**Aufgabenstellung**
Bearbeitest du bitte die folgenden Daten so, dass überall „card-caption“ durch „card-subtitle“ ersetzt wird? Alles andere soll unverändert bleiben.

Dateneinträge
►

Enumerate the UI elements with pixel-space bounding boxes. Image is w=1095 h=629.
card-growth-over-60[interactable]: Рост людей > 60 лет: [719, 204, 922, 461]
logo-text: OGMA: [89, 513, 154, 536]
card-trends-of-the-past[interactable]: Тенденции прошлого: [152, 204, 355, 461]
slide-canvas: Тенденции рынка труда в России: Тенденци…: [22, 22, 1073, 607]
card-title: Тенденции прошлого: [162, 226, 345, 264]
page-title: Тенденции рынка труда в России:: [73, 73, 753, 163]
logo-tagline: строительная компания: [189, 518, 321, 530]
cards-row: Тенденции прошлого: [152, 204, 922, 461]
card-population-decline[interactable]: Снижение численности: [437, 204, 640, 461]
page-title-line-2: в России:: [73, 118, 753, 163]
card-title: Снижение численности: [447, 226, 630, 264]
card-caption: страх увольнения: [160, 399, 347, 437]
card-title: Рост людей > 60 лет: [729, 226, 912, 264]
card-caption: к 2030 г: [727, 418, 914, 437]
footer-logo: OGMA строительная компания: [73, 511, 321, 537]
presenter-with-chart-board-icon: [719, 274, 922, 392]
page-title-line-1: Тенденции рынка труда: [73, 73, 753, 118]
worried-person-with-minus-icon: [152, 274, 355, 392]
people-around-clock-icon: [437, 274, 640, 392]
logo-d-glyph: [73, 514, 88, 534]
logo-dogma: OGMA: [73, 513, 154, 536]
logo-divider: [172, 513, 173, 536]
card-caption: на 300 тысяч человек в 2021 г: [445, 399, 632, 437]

◄

**Antwort folgt**
Enumerate the UI elements with pixel-space bounding boxes. Image is w=1095 h=629.
card-growth-over-60[interactable]: Рост людей > 60 лет: [719, 204, 922, 461]
logo-text: OGMA: [89, 513, 154, 536]
card-trends-of-the-past[interactable]: Тенденции прошлого: [152, 204, 355, 461]
slide-canvas: Тенденции рынка труда в России: Тенденци…: [22, 22, 1073, 607]
card-title: Тенденции прошлого: [162, 226, 345, 264]
page-title: Тенденции рынка труда в России:: [73, 73, 753, 163]
logo-tagline: строительная компания: [189, 518, 321, 530]
cards-row: Тенденции прошлого: [152, 204, 922, 461]
card-population-decline[interactable]: Снижение численности: [437, 204, 640, 461]
page-title-line-2: в России:: [73, 118, 753, 163]
card-title: Снижение численности: [447, 226, 630, 264]
card-subtitle: страх увольнения: [160, 399, 347, 437]
card-title: Рост людей > 60 лет: [729, 226, 912, 264]
card-subtitle: к 2030 г: [727, 418, 914, 437]
footer-logo: OGMA строительная компания: [73, 511, 321, 537]
presenter-with-chart-board-icon: [719, 274, 922, 392]
page-title-line-1: Тенденции рынка труда: [73, 73, 753, 118]
worried-person-with-minus-icon: [152, 274, 355, 392]
people-around-clock-icon: [437, 274, 640, 392]
logo-d-glyph: [73, 514, 88, 534]
logo-dogma: OGMA: [73, 513, 154, 536]
logo-divider: [172, 513, 173, 536]
card-subtitle: на 300 тысяч человек в 2021 г: [445, 399, 632, 437]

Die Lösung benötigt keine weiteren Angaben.